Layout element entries
* BEGIN *
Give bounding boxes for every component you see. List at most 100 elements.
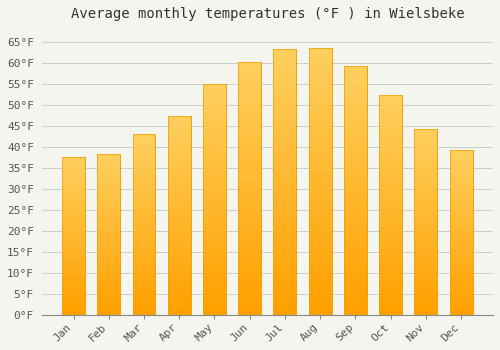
Bar (98, 304, 120, 309)
Bar (168, 176, 190, 182)
Bar (132, 176, 156, 182)
Bar (62, 178, 85, 183)
Bar (274, 191, 296, 199)
Bar (450, 177, 472, 183)
Bar (344, 248, 367, 257)
Bar (344, 307, 367, 315)
Bar (238, 172, 261, 180)
Bar (379, 227, 402, 234)
Bar (274, 164, 296, 173)
Bar (132, 200, 156, 206)
Bar (414, 278, 438, 284)
Bar (62, 257, 85, 262)
Bar (62, 210, 85, 215)
Bar (238, 155, 261, 163)
Bar (344, 199, 367, 207)
Bar (203, 245, 226, 253)
Bar (308, 48, 332, 315)
Bar (344, 66, 367, 74)
Bar (168, 222, 190, 229)
Bar (203, 84, 226, 315)
Bar (414, 210, 438, 216)
Bar (98, 186, 120, 191)
Bar (238, 214, 261, 222)
Bar (344, 224, 367, 232)
Bar (414, 222, 438, 228)
Bar (168, 149, 190, 156)
Bar (308, 119, 332, 128)
Bar (308, 92, 332, 101)
Bar (168, 182, 190, 189)
Bar (414, 129, 438, 315)
Bar (132, 170, 156, 176)
Bar (62, 236, 85, 241)
Bar (132, 297, 156, 303)
Bar (98, 175, 120, 181)
Bar (203, 122, 226, 130)
Bar (450, 172, 472, 177)
Bar (98, 272, 120, 277)
Bar (168, 248, 190, 255)
Bar (274, 93, 296, 102)
Bar (344, 265, 367, 273)
Bar (168, 215, 190, 222)
Bar (344, 273, 367, 281)
Bar (344, 190, 367, 199)
Bar (132, 182, 156, 188)
Bar (450, 271, 472, 276)
Bar (168, 189, 190, 196)
Bar (379, 169, 402, 176)
Bar (450, 276, 472, 282)
Bar (98, 154, 120, 315)
Bar (450, 293, 472, 298)
Bar (308, 235, 332, 244)
Bar (203, 284, 226, 292)
Bar (414, 302, 438, 309)
Bar (379, 96, 402, 103)
Bar (98, 154, 120, 159)
Bar (379, 110, 402, 117)
Bar (62, 199, 85, 204)
Bar (450, 155, 472, 161)
Bar (344, 157, 367, 166)
Bar (62, 299, 85, 304)
Bar (450, 282, 472, 287)
Bar (238, 298, 261, 306)
Bar (132, 254, 156, 260)
Bar (450, 167, 472, 172)
Bar (379, 103, 402, 110)
Bar (414, 166, 438, 172)
Bar (238, 189, 261, 197)
Bar (62, 204, 85, 210)
Bar (203, 99, 226, 107)
Bar (98, 164, 120, 170)
Bar (203, 261, 226, 268)
Bar (344, 124, 367, 132)
Bar (238, 104, 261, 113)
Bar (98, 261, 120, 266)
Bar (274, 217, 296, 226)
Bar (414, 290, 438, 296)
Bar (274, 253, 296, 261)
Bar (379, 271, 402, 278)
Bar (168, 288, 190, 295)
Bar (238, 146, 261, 155)
Bar (132, 134, 156, 315)
Bar (168, 295, 190, 301)
Bar (62, 231, 85, 236)
Bar (379, 234, 402, 241)
Bar (98, 218, 120, 224)
Bar (450, 216, 472, 222)
Bar (379, 161, 402, 169)
Bar (379, 190, 402, 198)
Bar (203, 299, 226, 307)
Bar (274, 208, 296, 217)
Bar (414, 172, 438, 178)
Bar (450, 238, 472, 243)
Bar (98, 250, 120, 256)
Bar (379, 249, 402, 256)
Bar (308, 163, 332, 173)
Bar (450, 260, 472, 265)
Bar (168, 116, 190, 122)
Bar (238, 62, 261, 315)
* END *
> [TO BE DONE]:
Count the lines above that contain the word "most", and give only that number.

> [FINISHED EXERCISE]:
1